Stored data:

## Start

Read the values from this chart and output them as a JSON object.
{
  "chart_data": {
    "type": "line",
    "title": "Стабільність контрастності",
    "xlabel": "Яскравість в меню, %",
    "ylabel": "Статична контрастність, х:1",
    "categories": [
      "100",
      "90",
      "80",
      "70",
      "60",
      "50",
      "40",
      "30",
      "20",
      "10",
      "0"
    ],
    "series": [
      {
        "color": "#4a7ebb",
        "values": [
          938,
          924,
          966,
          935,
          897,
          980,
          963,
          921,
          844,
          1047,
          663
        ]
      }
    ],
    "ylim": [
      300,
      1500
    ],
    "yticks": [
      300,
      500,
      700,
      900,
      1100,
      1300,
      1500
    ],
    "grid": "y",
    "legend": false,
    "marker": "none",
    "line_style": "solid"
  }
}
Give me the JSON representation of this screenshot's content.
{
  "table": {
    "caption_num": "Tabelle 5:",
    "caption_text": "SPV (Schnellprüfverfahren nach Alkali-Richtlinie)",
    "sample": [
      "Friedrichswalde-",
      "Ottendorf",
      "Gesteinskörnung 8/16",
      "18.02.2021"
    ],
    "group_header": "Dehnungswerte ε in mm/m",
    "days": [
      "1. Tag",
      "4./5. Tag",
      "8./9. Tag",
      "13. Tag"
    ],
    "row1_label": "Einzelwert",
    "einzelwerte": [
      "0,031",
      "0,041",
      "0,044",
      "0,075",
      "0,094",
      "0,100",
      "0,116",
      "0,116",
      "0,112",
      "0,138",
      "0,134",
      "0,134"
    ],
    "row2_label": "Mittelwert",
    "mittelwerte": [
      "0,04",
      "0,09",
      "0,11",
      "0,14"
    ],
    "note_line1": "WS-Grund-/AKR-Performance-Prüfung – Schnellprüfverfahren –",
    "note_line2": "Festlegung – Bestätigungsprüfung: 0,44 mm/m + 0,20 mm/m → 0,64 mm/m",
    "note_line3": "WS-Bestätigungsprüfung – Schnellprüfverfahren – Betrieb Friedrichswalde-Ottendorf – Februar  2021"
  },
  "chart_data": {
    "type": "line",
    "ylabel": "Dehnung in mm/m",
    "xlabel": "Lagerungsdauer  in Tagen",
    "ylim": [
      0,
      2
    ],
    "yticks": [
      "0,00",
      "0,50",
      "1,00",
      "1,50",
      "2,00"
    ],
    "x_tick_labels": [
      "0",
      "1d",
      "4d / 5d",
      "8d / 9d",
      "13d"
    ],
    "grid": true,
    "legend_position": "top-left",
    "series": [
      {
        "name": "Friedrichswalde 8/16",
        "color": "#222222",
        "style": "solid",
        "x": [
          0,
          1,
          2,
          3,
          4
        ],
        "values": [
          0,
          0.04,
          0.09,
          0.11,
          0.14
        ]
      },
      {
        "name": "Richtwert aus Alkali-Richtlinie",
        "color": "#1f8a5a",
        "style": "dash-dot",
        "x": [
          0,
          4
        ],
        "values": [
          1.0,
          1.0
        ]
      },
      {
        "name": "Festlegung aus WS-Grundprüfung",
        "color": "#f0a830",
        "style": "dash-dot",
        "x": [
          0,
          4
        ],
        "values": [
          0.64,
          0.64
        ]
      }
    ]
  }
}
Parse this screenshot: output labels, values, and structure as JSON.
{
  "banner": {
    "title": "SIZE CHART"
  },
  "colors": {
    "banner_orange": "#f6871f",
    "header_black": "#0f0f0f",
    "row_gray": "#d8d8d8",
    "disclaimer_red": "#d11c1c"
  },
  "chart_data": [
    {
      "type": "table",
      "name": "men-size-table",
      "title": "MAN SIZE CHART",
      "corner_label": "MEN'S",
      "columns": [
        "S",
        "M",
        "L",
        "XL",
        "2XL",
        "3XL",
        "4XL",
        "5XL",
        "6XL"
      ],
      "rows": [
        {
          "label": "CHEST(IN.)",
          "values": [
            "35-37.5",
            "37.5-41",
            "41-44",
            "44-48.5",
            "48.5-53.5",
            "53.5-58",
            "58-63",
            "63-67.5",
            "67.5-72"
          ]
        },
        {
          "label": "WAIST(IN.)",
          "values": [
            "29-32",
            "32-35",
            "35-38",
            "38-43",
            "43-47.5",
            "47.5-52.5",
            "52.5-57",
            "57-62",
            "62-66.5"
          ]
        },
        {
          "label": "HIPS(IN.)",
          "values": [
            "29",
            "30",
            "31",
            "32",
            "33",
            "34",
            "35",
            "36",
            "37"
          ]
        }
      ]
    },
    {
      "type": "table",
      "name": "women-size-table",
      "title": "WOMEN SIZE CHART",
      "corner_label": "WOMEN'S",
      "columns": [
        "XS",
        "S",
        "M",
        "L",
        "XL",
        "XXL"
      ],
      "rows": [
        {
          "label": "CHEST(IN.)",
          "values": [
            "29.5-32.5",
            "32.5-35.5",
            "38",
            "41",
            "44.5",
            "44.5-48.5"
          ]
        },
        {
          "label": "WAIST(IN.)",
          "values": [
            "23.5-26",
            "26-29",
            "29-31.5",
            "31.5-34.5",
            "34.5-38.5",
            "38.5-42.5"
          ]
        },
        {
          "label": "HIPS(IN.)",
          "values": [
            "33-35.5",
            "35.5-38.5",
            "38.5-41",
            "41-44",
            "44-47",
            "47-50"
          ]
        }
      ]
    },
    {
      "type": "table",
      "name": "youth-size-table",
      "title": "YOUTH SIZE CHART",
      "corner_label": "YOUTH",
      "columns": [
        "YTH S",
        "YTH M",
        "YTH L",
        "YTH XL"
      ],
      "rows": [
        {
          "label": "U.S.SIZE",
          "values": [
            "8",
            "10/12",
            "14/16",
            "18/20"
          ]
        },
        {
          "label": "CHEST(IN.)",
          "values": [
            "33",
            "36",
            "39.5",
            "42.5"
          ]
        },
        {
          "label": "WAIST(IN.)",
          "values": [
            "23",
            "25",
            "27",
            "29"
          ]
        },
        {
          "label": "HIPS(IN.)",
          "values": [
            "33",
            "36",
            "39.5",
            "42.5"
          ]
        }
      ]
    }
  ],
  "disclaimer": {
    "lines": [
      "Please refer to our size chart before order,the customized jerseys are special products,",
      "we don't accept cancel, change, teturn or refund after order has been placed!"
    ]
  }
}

## End

Goal of the exercise: Copy each line of the data above that holds "Festlegung".

Solution to this problem:
    "note_line2": "Festlegung – Bestätigungsprüfung: 0,44 mm/m + 0,20 mm/m → 0,64 mm/m",
        "name": "Festlegung aus WS-Grundprüfung",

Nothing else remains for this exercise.